§ **Task brief**
Transcribe the listing exactly, leaving out every picture.

§ **Entries supplied**
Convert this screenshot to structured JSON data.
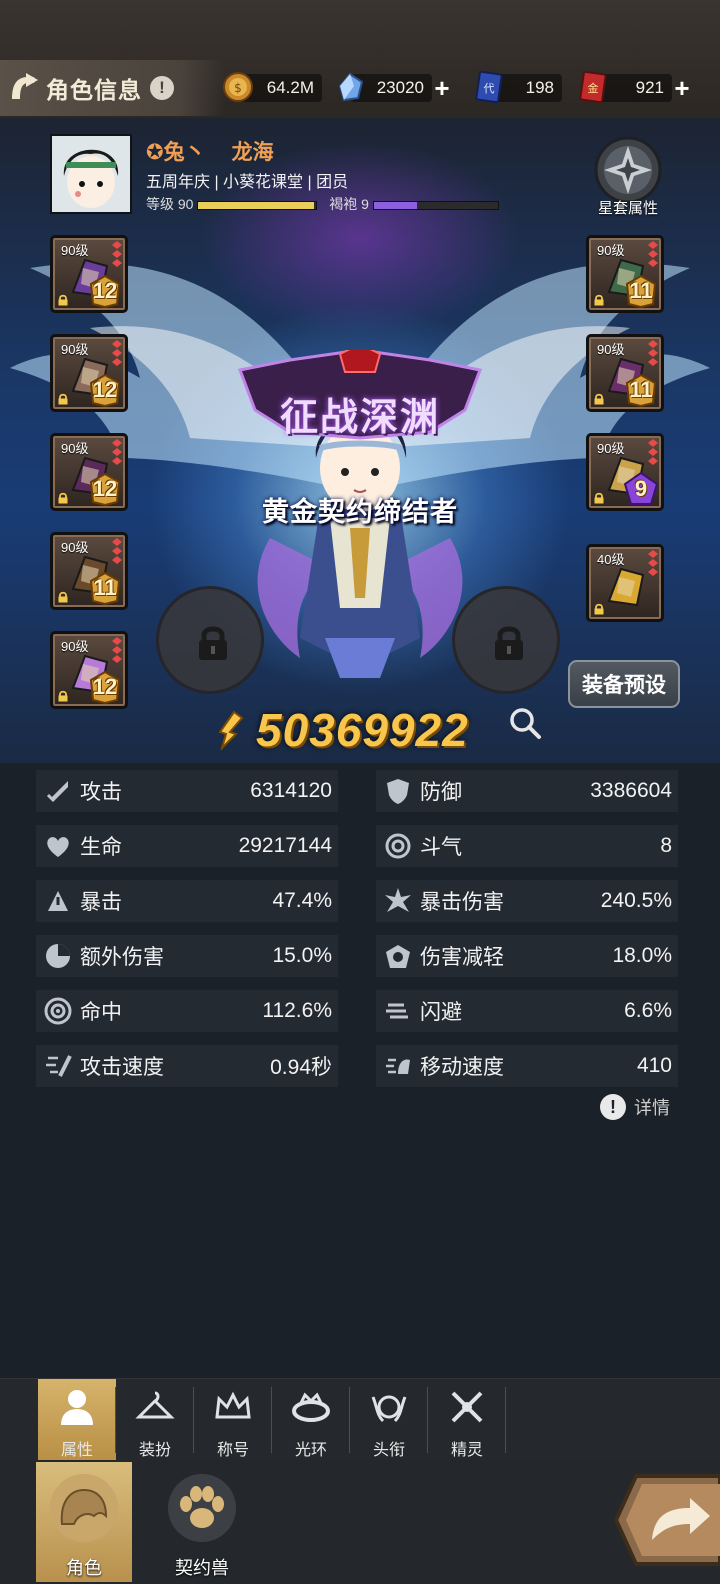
{
  "header": {
    "title": "角色信息",
    "info_glyph": "!",
    "currencies": [
      {
        "name": "gold-coin",
        "value": "64.2M",
        "has_plus": false
      },
      {
        "name": "crystal",
        "value": "23020",
        "has_plus": true
      },
      {
        "name": "blue-ticket",
        "value": "198",
        "has_plus": false
      },
      {
        "name": "red-ticket",
        "value": "921",
        "has_plus": true
      }
    ]
  },
  "profile": {
    "name_prefix": "兔丶",
    "name": "龙海",
    "line": "五周年庆 | 小葵花课堂 | 团员",
    "level_label": "等级 90",
    "level_progress": 0.98,
    "cloak_label": "褐袍 9",
    "cloak_progress": 0.35
  },
  "star_set": {
    "label": "星套属性"
  },
  "equipment": {
    "left": [
      {
        "level": "90级",
        "badge": "12",
        "item": "helmet"
      },
      {
        "level": "90级",
        "badge": "12",
        "item": "shoulder"
      },
      {
        "level": "90级",
        "badge": "12",
        "item": "chest"
      },
      {
        "level": "90级",
        "badge": "11",
        "item": "gloves"
      },
      {
        "level": "90级",
        "badge": "12",
        "item": "cloak"
      }
    ],
    "right": [
      {
        "level": "90级",
        "badge": "11",
        "item": "weapon"
      },
      {
        "level": "90级",
        "badge": "11",
        "item": "offhand"
      },
      {
        "level": "90级",
        "badge": "9",
        "item": "necklace"
      },
      {
        "level": "40级",
        "badge": "",
        "item": "ring"
      }
    ]
  },
  "hero": {
    "title_banner": "征战深渊",
    "subtitle": "黄金契约缔结者",
    "preset_button": "装备预设",
    "power": "50369922"
  },
  "stats": [
    {
      "name": "攻击",
      "value": "6314120",
      "icon": "sword-icon"
    },
    {
      "name": "防御",
      "value": "3386604",
      "icon": "shield-icon"
    },
    {
      "name": "生命",
      "value": "29217144",
      "icon": "heart-icon"
    },
    {
      "name": "斗气",
      "value": "8",
      "icon": "swirl-icon"
    },
    {
      "name": "暴击",
      "value": "47.4%",
      "icon": "crit-icon"
    },
    {
      "name": "暴击伤害",
      "value": "240.5%",
      "icon": "burst-icon"
    },
    {
      "name": "额外伤害",
      "value": "15.0%",
      "icon": "extra-damage-icon"
    },
    {
      "name": "伤害减轻",
      "value": "18.0%",
      "icon": "damage-reduce-icon"
    },
    {
      "name": "命中",
      "value": "112.6%",
      "icon": "target-icon"
    },
    {
      "name": "闪避",
      "value": "6.6%",
      "icon": "dodge-icon"
    },
    {
      "name": "攻击速度",
      "value": "0.94秒",
      "icon": "attack-speed-icon"
    },
    {
      "name": "移动速度",
      "value": "410",
      "icon": "move-speed-icon"
    }
  ],
  "detail": {
    "label": "详情",
    "glyph": "!"
  },
  "subtabs": [
    {
      "label": "属性",
      "icon": "person-icon",
      "active": true
    },
    {
      "label": "装扮",
      "icon": "hanger-icon",
      "active": false
    },
    {
      "label": "称号",
      "icon": "crown-icon",
      "active": false
    },
    {
      "label": "光环",
      "icon": "halo-icon",
      "active": false
    },
    {
      "label": "头衔",
      "icon": "emblem-icon",
      "active": false
    },
    {
      "label": "精灵",
      "icon": "spirit-icon",
      "active": false
    }
  ],
  "maintabs": [
    {
      "label": "角色",
      "icon": "character-icon",
      "active": true
    },
    {
      "label": "契约兽",
      "icon": "paw-icon",
      "active": false
    }
  ]
}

§ **Task response**
Convert this screenshot to structured JSON data.
{
  "header": {
    "title": "角色信息",
    "info_glyph": "!",
    "currencies": [
      {
        "name": "gold-coin",
        "value": "64.2M",
        "has_plus": false
      },
      {
        "name": "crystal",
        "value": "23020",
        "has_plus": true
      },
      {
        "name": "blue-ticket",
        "value": "198",
        "has_plus": false
      },
      {
        "name": "red-ticket",
        "value": "921",
        "has_plus": true
      }
    ]
  },
  "profile": {
    "name_prefix": "兔丶",
    "name": "龙海",
    "line": "五周年庆 | 小葵花课堂 | 团员",
    "level_label": "等级 90",
    "level_progress": 0.98,
    "cloak_label": "褐袍 9",
    "cloak_progress": 0.35
  },
  "star_set": {
    "label": "星套属性"
  },
  "equipment": {
    "left": [
      {
        "level": "90级",
        "badge": "12",
        "item": "helmet"
      },
      {
        "level": "90级",
        "badge": "12",
        "item": "shoulder"
      },
      {
        "level": "90级",
        "badge": "12",
        "item": "chest"
      },
      {
        "level": "90级",
        "badge": "11",
        "item": "gloves"
      },
      {
        "level": "90级",
        "badge": "12",
        "item": "cloak"
      }
    ],
    "right": [
      {
        "level": "90级",
        "badge": "11",
        "item": "weapon"
      },
      {
        "level": "90级",
        "badge": "11",
        "item": "offhand"
      },
      {
        "level": "90级",
        "badge": "9",
        "item": "necklace"
      },
      {
        "level": "40级",
        "badge": "",
        "item": "ring"
      }
    ]
  },
  "hero": {
    "title_banner": "征战深渊",
    "subtitle": "黄金契约缔结者",
    "preset_button": "装备预设",
    "power": "50369922"
  },
  "stats": [
    {
      "name": "攻击",
      "value": "6314120",
      "icon": "sword-icon"
    },
    {
      "name": "防御",
      "value": "3386604",
      "icon": "shield-icon"
    },
    {
      "name": "生命",
      "value": "29217144",
      "icon": "heart-icon"
    },
    {
      "name": "斗气",
      "value": "8",
      "icon": "swirl-icon"
    },
    {
      "name": "暴击",
      "value": "47.4%",
      "icon": "crit-icon"
    },
    {
      "name": "暴击伤害",
      "value": "240.5%",
      "icon": "burst-icon"
    },
    {
      "name": "额外伤害",
      "value": "15.0%",
      "icon": "extra-damage-icon"
    },
    {
      "name": "伤害减轻",
      "value": "18.0%",
      "icon": "damage-reduce-icon"
    },
    {
      "name": "命中",
      "value": "112.6%",
      "icon": "target-icon"
    },
    {
      "name": "闪避",
      "value": "6.6%",
      "icon": "dodge-icon"
    },
    {
      "name": "攻击速度",
      "value": "0.94秒",
      "icon": "attack-speed-icon"
    },
    {
      "name": "移动速度",
      "value": "410",
      "icon": "move-speed-icon"
    }
  ],
  "detail": {
    "label": "详情",
    "glyph": "!"
  },
  "subtabs": [
    {
      "label": "属性",
      "icon": "person-icon",
      "active": true
    },
    {
      "label": "装扮",
      "icon": "hanger-icon",
      "active": false
    },
    {
      "label": "称号",
      "icon": "crown-icon",
      "active": false
    },
    {
      "label": "光环",
      "icon": "halo-icon",
      "active": false
    },
    {
      "label": "头衔",
      "icon": "emblem-icon",
      "active": false
    },
    {
      "label": "精灵",
      "icon": "spirit-icon",
      "active": false
    }
  ],
  "maintabs": [
    {
      "label": "角色",
      "icon": "character-icon",
      "active": true
    },
    {
      "label": "契约兽",
      "icon": "paw-icon",
      "active": false
    }
  ]
}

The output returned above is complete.